__WHAT YOU HAVE TO DO__
Output the data exactly, with every line intact.

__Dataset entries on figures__
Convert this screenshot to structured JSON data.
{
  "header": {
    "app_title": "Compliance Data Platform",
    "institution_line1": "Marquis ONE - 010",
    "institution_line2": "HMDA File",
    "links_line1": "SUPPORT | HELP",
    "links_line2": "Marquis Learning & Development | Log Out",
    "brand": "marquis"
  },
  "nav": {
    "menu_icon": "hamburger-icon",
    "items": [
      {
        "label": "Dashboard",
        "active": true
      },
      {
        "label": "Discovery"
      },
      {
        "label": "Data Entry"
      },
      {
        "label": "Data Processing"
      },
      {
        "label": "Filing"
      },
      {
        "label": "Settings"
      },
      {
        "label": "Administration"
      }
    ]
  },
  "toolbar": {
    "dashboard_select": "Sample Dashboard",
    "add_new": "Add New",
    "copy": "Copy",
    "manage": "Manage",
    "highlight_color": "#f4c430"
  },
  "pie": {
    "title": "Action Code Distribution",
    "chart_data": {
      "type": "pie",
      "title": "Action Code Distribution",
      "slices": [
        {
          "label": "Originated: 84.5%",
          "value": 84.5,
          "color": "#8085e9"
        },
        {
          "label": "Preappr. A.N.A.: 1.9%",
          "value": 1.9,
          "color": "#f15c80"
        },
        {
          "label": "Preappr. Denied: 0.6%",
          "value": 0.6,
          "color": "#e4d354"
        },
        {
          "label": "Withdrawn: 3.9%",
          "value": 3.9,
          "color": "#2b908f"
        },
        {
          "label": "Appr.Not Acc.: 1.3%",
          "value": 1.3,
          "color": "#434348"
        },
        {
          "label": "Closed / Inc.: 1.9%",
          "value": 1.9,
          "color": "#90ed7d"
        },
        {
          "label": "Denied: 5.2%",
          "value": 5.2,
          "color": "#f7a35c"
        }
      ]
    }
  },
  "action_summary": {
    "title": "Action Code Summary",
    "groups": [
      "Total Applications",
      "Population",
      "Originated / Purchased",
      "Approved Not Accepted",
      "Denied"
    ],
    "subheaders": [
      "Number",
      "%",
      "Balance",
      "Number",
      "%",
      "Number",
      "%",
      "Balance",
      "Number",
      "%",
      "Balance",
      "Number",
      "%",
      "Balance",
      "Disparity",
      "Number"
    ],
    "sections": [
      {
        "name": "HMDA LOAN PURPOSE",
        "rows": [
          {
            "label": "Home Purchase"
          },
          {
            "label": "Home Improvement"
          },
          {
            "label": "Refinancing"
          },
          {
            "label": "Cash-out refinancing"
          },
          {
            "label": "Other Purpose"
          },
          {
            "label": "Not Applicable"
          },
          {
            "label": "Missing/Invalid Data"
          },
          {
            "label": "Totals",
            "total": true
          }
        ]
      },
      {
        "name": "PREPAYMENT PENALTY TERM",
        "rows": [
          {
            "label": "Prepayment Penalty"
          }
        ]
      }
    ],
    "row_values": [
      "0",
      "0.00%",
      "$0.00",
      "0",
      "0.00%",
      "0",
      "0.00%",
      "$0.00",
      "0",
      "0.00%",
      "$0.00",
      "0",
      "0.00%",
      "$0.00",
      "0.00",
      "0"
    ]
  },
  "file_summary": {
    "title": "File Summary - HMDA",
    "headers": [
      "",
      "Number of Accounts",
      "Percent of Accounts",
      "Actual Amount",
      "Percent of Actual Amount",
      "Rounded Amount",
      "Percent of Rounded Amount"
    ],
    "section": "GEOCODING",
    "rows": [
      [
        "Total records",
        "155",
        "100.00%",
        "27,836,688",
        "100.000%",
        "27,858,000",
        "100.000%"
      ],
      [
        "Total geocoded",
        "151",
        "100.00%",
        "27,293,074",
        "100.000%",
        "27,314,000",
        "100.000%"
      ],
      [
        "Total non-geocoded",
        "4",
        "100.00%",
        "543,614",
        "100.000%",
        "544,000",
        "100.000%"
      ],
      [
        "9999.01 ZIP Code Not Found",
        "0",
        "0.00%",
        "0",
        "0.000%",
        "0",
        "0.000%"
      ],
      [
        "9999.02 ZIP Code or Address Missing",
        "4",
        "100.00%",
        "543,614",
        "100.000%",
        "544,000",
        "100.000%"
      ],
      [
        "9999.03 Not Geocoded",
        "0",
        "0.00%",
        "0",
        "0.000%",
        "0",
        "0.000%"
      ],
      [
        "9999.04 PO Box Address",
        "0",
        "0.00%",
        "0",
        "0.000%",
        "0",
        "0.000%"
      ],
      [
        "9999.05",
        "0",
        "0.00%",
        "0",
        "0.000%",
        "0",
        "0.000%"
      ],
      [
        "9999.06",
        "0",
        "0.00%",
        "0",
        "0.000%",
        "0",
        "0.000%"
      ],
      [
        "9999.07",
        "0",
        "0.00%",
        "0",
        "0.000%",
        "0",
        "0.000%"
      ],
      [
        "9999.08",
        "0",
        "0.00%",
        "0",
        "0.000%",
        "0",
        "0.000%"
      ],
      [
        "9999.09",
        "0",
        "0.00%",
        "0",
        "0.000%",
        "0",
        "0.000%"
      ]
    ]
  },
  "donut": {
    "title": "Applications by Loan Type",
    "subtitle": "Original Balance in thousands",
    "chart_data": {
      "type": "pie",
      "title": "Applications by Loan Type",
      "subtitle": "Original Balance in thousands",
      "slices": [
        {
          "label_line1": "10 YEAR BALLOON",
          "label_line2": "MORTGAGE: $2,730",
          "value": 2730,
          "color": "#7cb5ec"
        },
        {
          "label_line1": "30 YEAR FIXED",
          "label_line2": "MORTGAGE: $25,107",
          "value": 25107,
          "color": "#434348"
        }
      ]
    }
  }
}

__RESPONSE TO THIS EXERCISE__
Convert this screenshot to structured JSON data.
{
  "header": {
    "app_title": "Compliance Data Platform",
    "institution_line1": "Marquis ONE - 010",
    "institution_line2": "HMDA File",
    "links_line1": "SUPPORT | HELP",
    "links_line2": "Marquis Learning & Development | Log Out",
    "brand": "marquis"
  },
  "nav": {
    "menu_icon": "hamburger-icon",
    "items": [
      {
        "label": "Dashboard",
        "active": true
      },
      {
        "label": "Discovery"
      },
      {
        "label": "Data Entry"
      },
      {
        "label": "Data Processing"
      },
      {
        "label": "Filing"
      },
      {
        "label": "Settings"
      },
      {
        "label": "Administration"
      }
    ]
  },
  "toolbar": {
    "dashboard_select": "Sample Dashboard",
    "add_new": "Add New",
    "copy": "Copy",
    "manage": "Manage",
    "highlight_color": "#f4c430"
  },
  "pie": {
    "title": "Action Code Distribution",
    "chart_data": {
      "type": "pie",
      "title": "Action Code Distribution",
      "slices": [
        {
          "label": "Originated: 84.5%",
          "value": 84.5,
          "color": "#8085e9"
        },
        {
          "label": "Preappr. A.N.A.: 1.9%",
          "value": 1.9,
          "color": "#f15c80"
        },
        {
          "label": "Preappr. Denied: 0.6%",
          "value": 0.6,
          "color": "#e4d354"
        },
        {
          "label": "Withdrawn: 3.9%",
          "value": 3.9,
          "color": "#2b908f"
        },
        {
          "label": "Appr.Not Acc.: 1.3%",
          "value": 1.3,
          "color": "#434348"
        },
        {
          "label": "Closed / Inc.: 1.9%",
          "value": 1.9,
          "color": "#90ed7d"
        },
        {
          "label": "Denied: 5.2%",
          "value": 5.2,
          "color": "#f7a35c"
        }
      ]
    }
  },
  "action_summary": {
    "title": "Action Code Summary",
    "groups": [
      "Total Applications",
      "Population",
      "Originated / Purchased",
      "Approved Not Accepted",
      "Denied"
    ],
    "subheaders": [
      "Number",
      "%",
      "Balance",
      "Number",
      "%",
      "Number",
      "%",
      "Balance",
      "Number",
      "%",
      "Balance",
      "Number",
      "%",
      "Balance",
      "Disparity",
      "Number"
    ],
    "sections": [
      {
        "name": "HMDA LOAN PURPOSE",
        "rows": [
          {
            "label": "Home Purchase"
          },
          {
            "label": "Home Improvement"
          },
          {
            "label": "Refinancing"
          },
          {
            "label": "Cash-out refinancing"
          },
          {
            "label": "Other Purpose"
          },
          {
            "label": "Not Applicable"
          },
          {
            "label": "Missing/Invalid Data"
          },
          {
            "label": "Totals",
            "total": true
          }
        ]
      },
      {
        "name": "PREPAYMENT PENALTY TERM",
        "rows": [
          {
            "label": "Prepayment Penalty"
          }
        ]
      }
    ],
    "row_values": [
      "0",
      "0.00%",
      "$0.00",
      "0",
      "0.00%",
      "0",
      "0.00%",
      "$0.00",
      "0",
      "0.00%",
      "$0.00",
      "0",
      "0.00%",
      "$0.00",
      "0.00",
      "0"
    ]
  },
  "file_summary": {
    "title": "File Summary - HMDA",
    "headers": [
      "",
      "Number of Accounts",
      "Percent of Accounts",
      "Actual Amount",
      "Percent of Actual Amount",
      "Rounded Amount",
      "Percent of Rounded Amount"
    ],
    "section": "GEOCODING",
    "rows": [
      [
        "Total records",
        "155",
        "100.00%",
        "27,836,688",
        "100.000%",
        "27,858,000",
        "100.000%"
      ],
      [
        "Total geocoded",
        "151",
        "100.00%",
        "27,293,074",
        "100.000%",
        "27,314,000",
        "100.000%"
      ],
      [
        "Total non-geocoded",
        "4",
        "100.00%",
        "543,614",
        "100.000%",
        "544,000",
        "100.000%"
      ],
      [
        "9999.01 ZIP Code Not Found",
        "0",
        "0.00%",
        "0",
        "0.000%",
        "0",
        "0.000%"
      ],
      [
        "9999.02 ZIP Code or Address Missing",
        "4",
        "100.00%",
        "543,614",
        "100.000%",
        "544,000",
        "100.000%"
      ],
      [
        "9999.03 Not Geocoded",
        "0",
        "0.00%",
        "0",
        "0.000%",
        "0",
        "0.000%"
      ],
      [
        "9999.04 PO Box Address",
        "0",
        "0.00%",
        "0",
        "0.000%",
        "0",
        "0.000%"
      ],
      [
        "9999.05",
        "0",
        "0.00%",
        "0",
        "0.000%",
        "0",
        "0.000%"
      ],
      [
        "9999.06",
        "0",
        "0.00%",
        "0",
        "0.000%",
        "0",
        "0.000%"
      ],
      [
        "9999.07",
        "0",
        "0.00%",
        "0",
        "0.000%",
        "0",
        "0.000%"
      ],
      [
        "9999.08",
        "0",
        "0.00%",
        "0",
        "0.000%",
        "0",
        "0.000%"
      ],
      [
        "9999.09",
        "0",
        "0.00%",
        "0",
        "0.000%",
        "0",
        "0.000%"
      ]
    ]
  },
  "donut": {
    "title": "Applications by Loan Type",
    "subtitle": "Original Balance in thousands",
    "chart_data": {
      "type": "pie",
      "title": "Applications by Loan Type",
      "subtitle": "Original Balance in thousands",
      "slices": [
        {
          "label_line1": "10 YEAR BALLOON",
          "label_line2": "MORTGAGE: $2,730",
          "value": 2730,
          "color": "#7cb5ec"
        },
        {
          "label_line1": "30 YEAR FIXED",
          "label_line2": "MORTGAGE: $25,107",
          "value": 25107,
          "color": "#434348"
        }
      ]
    }
  }
}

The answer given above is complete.